任务说明
从下面的条目中提取所有含有字符串“Annotate”的行，逐行照抄。

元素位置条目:
════════════════

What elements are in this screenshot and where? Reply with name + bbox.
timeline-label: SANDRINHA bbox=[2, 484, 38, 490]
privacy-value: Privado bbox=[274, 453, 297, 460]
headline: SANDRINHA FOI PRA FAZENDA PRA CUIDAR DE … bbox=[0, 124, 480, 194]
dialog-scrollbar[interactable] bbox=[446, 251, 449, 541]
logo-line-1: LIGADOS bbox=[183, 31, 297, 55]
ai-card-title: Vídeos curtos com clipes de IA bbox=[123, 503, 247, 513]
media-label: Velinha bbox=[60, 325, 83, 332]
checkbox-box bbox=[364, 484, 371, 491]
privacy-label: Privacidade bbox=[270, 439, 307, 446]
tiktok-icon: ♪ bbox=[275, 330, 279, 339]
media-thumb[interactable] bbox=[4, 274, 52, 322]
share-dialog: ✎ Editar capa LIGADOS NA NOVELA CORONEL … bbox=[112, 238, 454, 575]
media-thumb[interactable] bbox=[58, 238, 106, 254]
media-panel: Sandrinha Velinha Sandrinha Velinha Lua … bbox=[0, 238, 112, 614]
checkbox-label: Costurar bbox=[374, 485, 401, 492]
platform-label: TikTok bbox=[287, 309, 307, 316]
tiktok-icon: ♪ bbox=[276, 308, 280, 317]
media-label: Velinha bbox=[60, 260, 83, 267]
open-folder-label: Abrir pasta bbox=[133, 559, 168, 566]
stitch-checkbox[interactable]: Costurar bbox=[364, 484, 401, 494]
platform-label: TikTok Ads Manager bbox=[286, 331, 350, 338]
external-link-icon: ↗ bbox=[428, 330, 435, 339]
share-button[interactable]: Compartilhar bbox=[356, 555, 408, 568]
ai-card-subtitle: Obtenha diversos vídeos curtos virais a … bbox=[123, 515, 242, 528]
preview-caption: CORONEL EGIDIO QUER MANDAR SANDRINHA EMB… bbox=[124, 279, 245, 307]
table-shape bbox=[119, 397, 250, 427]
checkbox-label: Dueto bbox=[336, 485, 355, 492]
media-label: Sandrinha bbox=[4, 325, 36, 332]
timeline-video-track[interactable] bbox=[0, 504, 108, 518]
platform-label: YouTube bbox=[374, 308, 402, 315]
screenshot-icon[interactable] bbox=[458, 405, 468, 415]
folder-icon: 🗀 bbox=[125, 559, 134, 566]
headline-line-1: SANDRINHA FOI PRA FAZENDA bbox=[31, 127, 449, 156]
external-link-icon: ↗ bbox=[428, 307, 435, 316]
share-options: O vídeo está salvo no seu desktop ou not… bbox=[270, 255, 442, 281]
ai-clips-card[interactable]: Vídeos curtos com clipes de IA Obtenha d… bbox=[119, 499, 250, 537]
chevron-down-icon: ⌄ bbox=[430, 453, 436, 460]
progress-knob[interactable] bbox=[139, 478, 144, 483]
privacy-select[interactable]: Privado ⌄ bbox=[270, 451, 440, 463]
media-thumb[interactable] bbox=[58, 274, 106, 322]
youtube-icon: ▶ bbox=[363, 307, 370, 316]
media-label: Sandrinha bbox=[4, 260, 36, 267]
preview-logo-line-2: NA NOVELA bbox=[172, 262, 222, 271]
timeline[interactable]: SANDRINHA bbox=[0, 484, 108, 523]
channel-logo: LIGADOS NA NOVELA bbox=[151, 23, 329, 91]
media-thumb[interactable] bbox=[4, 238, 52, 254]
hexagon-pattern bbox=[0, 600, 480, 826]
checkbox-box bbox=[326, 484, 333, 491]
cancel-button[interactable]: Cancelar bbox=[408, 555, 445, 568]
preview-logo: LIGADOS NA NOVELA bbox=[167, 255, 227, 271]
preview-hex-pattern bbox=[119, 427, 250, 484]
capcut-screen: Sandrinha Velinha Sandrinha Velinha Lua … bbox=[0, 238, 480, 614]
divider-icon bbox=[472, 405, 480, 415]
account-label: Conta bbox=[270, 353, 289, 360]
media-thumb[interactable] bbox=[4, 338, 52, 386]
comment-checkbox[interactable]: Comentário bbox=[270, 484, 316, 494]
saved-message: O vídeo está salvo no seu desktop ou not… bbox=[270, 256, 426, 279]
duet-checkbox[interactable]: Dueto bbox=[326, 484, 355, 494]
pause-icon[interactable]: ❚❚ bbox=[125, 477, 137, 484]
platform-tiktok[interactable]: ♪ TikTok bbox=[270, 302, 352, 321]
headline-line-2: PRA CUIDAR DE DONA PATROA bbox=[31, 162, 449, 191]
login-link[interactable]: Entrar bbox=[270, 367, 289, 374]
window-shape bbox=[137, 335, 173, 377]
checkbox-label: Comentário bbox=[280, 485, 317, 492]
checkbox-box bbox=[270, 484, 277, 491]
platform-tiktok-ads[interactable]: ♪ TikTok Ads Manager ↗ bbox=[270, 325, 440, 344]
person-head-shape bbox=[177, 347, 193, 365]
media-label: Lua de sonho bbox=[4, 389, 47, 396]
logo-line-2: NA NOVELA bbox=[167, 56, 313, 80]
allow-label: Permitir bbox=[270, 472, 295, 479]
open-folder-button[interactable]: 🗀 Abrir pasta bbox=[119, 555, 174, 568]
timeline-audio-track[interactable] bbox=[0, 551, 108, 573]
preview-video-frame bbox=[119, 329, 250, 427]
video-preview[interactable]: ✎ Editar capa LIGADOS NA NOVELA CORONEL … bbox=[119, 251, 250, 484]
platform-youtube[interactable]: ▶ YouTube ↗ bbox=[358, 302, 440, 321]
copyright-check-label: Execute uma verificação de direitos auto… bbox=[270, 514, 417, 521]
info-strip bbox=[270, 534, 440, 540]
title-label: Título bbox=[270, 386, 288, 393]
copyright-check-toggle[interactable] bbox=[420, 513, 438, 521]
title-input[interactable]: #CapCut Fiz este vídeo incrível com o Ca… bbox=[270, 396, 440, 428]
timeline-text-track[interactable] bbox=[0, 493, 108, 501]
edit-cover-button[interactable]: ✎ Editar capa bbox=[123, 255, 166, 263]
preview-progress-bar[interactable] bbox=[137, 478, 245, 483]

════════════════

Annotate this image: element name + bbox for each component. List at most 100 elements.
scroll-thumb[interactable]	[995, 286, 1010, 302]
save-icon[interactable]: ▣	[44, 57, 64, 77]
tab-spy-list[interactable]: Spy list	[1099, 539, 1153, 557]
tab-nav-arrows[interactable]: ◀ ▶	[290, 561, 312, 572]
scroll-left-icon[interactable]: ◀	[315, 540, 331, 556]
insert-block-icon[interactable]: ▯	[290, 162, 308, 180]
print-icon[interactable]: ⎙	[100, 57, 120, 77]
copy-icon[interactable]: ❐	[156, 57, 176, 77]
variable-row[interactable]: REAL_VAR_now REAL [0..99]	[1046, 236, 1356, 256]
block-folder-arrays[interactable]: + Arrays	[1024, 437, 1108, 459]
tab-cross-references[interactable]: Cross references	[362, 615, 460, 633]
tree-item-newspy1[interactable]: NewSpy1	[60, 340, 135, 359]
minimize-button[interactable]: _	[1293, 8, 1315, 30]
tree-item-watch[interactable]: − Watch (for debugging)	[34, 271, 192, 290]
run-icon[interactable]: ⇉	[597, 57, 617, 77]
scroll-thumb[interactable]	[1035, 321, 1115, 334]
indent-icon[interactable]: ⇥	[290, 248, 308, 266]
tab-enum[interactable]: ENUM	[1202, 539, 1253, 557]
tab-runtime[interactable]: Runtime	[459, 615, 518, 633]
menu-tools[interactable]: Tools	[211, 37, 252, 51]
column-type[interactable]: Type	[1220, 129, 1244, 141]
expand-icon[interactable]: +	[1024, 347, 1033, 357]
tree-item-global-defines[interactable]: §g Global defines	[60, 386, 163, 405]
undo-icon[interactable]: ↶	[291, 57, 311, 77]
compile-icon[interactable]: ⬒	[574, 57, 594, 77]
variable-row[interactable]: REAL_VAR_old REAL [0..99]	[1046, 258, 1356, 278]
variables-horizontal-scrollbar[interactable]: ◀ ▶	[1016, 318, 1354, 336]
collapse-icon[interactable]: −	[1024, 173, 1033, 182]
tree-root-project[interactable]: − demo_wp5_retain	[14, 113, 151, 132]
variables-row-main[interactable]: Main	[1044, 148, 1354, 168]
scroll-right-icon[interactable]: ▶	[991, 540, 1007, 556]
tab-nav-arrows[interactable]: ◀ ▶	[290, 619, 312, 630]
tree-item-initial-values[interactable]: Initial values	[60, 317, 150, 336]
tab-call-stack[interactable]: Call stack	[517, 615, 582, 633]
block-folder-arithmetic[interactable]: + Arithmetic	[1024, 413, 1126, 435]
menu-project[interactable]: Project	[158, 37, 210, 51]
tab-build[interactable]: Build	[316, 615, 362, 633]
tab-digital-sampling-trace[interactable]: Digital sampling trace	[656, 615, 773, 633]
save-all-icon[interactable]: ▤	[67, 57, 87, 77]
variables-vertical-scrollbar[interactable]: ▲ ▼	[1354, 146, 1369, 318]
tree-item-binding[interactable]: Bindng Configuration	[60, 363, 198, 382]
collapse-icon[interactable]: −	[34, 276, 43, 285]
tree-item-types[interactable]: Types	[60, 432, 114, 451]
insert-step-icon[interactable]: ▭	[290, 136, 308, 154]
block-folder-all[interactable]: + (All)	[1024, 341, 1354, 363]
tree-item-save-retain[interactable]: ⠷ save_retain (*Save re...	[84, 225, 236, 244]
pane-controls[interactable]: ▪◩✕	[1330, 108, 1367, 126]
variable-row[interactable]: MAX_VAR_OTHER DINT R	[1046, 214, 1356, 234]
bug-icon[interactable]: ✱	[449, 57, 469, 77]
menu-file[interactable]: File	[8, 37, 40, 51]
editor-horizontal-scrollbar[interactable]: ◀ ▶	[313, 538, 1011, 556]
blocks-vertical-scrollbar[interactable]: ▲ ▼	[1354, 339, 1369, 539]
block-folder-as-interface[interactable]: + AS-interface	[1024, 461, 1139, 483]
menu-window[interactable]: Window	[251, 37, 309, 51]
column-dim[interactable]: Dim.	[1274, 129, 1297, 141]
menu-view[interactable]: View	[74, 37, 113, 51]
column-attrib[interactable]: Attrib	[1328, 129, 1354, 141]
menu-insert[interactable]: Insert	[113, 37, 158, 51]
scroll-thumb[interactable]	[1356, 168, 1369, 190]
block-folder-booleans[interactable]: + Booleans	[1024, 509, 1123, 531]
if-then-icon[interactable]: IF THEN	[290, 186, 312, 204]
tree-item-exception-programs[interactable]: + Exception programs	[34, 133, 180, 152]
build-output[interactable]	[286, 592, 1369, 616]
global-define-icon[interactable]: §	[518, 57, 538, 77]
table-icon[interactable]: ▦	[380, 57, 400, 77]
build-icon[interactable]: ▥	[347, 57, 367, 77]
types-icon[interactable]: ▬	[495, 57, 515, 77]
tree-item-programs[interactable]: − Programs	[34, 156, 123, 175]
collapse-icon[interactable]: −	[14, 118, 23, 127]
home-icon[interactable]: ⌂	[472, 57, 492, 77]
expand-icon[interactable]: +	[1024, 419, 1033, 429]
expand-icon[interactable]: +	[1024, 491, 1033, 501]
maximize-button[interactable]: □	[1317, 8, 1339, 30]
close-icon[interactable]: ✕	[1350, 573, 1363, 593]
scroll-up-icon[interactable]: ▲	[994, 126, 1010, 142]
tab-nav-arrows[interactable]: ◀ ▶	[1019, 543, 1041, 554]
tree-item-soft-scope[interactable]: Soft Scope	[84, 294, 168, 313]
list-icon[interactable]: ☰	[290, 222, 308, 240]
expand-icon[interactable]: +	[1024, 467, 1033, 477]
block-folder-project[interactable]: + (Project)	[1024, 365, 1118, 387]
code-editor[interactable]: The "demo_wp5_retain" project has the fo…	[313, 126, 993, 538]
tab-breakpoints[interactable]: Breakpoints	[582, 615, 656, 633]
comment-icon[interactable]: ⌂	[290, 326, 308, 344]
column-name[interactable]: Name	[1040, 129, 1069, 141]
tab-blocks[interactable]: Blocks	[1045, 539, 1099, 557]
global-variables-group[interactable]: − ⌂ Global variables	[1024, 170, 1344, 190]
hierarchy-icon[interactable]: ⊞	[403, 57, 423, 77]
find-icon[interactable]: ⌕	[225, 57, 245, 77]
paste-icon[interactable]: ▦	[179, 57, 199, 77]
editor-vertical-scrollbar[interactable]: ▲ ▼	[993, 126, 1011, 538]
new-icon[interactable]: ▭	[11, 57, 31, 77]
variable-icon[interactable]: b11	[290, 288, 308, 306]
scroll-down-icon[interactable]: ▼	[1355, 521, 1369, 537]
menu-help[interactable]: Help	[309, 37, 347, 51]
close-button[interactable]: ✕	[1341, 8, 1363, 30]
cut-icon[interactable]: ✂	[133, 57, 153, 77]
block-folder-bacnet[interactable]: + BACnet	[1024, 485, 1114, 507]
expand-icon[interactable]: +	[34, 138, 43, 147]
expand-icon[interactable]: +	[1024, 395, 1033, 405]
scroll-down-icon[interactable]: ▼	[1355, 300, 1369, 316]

════════════════

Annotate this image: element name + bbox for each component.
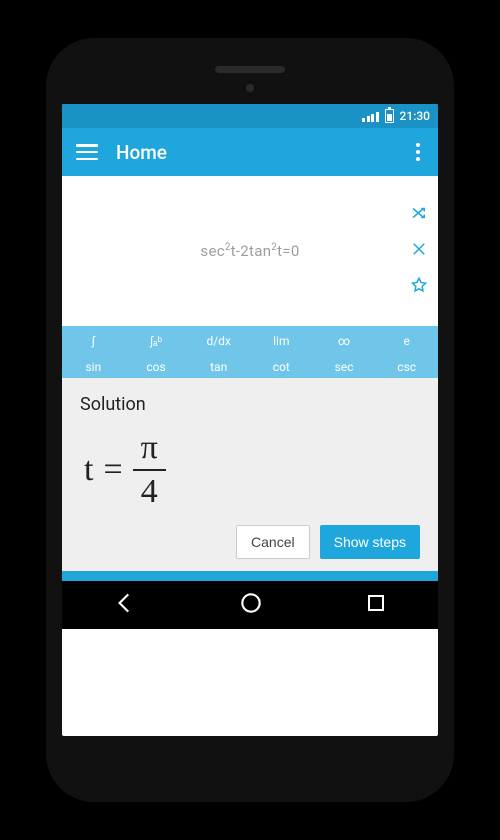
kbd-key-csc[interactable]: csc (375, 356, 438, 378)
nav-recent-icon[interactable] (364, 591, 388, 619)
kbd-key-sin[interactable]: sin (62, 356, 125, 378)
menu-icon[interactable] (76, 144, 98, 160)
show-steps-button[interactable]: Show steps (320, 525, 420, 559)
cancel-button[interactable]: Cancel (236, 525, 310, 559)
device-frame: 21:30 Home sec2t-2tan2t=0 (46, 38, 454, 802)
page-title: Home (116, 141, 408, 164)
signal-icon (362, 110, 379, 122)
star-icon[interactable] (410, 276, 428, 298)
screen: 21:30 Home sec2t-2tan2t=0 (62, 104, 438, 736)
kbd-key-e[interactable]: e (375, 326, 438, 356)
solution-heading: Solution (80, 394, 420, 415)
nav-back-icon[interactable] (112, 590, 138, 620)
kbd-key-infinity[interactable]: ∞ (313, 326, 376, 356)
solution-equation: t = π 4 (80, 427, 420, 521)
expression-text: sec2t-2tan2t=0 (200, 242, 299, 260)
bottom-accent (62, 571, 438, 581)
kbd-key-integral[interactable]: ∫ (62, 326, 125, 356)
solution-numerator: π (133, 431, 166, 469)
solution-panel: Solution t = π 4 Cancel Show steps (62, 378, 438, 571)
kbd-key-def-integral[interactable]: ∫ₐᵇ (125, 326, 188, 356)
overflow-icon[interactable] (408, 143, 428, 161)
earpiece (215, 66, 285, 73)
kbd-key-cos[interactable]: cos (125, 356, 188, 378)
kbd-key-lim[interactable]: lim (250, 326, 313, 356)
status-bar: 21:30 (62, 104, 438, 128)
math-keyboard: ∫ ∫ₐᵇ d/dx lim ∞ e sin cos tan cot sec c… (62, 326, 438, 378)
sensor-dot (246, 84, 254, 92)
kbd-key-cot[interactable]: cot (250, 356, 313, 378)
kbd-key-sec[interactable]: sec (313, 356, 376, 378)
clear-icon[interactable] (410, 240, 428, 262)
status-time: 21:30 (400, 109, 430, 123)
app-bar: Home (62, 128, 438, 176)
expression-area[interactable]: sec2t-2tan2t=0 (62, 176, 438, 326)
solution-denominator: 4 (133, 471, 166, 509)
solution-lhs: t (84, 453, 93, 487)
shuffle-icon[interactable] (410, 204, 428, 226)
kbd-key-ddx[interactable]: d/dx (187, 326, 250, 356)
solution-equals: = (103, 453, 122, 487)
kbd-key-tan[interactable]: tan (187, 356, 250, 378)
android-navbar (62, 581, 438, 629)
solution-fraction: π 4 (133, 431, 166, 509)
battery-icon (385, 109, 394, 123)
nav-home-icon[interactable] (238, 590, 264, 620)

════════════════

参考答案
Annotate this image: element name + bbox for each component. List at most 100 elements.
Annotate this image: element name + bbox for each component.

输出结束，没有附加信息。